>>>>
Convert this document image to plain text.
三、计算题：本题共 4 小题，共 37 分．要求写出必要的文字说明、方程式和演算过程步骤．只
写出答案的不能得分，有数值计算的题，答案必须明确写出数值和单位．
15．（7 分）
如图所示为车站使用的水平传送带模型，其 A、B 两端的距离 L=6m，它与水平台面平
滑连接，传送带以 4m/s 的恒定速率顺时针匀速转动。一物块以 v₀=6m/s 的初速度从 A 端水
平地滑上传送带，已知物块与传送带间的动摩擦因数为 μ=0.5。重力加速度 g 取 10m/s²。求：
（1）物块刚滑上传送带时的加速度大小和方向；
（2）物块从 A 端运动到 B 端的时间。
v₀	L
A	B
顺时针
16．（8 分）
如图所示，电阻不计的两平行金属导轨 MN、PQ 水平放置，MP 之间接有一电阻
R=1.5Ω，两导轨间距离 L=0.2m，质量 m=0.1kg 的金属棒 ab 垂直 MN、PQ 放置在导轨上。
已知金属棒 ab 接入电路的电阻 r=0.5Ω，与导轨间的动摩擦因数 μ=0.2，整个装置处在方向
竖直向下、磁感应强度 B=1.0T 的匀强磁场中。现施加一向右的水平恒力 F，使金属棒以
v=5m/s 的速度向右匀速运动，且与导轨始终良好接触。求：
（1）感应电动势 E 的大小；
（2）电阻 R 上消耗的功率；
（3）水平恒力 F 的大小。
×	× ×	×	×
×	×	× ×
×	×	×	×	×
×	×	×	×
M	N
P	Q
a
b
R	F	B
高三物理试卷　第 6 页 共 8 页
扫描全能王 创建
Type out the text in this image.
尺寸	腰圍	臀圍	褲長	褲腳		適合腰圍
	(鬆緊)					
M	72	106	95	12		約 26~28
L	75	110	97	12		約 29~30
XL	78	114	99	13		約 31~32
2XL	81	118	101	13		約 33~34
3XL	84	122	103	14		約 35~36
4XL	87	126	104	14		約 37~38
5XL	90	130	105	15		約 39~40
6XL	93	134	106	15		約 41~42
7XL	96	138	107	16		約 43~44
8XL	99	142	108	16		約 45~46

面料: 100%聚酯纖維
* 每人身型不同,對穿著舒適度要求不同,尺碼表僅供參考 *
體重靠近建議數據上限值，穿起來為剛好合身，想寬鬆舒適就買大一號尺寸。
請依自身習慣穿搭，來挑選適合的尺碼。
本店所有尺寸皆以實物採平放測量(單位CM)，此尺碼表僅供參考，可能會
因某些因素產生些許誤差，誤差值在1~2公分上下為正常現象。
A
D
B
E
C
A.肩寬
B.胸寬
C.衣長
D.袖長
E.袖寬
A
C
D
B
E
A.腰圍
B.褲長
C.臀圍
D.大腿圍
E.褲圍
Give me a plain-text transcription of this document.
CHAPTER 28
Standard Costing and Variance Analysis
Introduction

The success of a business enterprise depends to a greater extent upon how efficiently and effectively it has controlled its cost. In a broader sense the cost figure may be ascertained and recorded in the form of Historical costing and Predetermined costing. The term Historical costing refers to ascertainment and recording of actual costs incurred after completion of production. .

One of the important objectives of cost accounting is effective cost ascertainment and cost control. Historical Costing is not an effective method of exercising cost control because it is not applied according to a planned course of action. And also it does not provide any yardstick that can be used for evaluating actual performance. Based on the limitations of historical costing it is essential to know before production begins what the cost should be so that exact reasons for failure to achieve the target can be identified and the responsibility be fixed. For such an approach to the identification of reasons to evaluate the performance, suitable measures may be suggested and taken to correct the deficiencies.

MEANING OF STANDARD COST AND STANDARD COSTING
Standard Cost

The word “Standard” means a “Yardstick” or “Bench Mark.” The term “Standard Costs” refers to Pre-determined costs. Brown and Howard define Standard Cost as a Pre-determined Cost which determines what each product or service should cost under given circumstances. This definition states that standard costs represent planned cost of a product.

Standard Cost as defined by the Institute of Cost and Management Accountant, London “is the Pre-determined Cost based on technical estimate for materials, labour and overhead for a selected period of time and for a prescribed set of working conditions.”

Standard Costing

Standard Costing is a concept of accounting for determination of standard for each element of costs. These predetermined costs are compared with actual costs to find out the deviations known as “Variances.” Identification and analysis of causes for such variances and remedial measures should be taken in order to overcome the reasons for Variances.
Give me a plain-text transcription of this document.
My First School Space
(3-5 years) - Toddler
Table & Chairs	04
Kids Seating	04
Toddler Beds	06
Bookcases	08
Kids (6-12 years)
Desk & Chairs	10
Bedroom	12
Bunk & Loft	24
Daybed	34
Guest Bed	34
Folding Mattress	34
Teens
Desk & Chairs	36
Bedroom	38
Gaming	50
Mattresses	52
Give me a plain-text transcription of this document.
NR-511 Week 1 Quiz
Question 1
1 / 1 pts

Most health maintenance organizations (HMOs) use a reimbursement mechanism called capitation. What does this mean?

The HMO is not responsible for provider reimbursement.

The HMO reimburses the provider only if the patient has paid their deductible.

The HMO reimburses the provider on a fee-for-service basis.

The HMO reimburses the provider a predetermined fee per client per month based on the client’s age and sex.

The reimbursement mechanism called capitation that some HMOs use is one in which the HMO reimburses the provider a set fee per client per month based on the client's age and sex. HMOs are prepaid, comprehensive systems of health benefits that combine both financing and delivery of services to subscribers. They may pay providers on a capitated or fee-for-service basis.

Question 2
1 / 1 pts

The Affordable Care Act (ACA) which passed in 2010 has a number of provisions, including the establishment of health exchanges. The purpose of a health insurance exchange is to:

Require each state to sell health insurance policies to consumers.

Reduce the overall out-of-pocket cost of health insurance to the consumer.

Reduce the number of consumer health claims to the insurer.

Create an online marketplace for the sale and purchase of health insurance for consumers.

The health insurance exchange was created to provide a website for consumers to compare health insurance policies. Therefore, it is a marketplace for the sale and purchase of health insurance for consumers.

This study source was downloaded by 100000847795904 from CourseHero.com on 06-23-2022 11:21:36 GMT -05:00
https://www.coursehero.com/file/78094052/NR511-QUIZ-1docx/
<<<<
__STATED PROBLEM__. Copy all lines from the material that include "called".

__SOLUTION BELOW__.
Most health maintenance organizations (HMOs) use a reimbursement mechanism called capitation. What does this mean?
The reimbursement mechanism called capitation that some HMOs use is one in which the HMO reimburses the provider a set fee per client per month based on the client's age and sex. HMOs are prepaid, comprehensive systems of health benefits that combine both financing and delivery of services to subscribers. They may pay providers on a capitated or fee-for-service basis.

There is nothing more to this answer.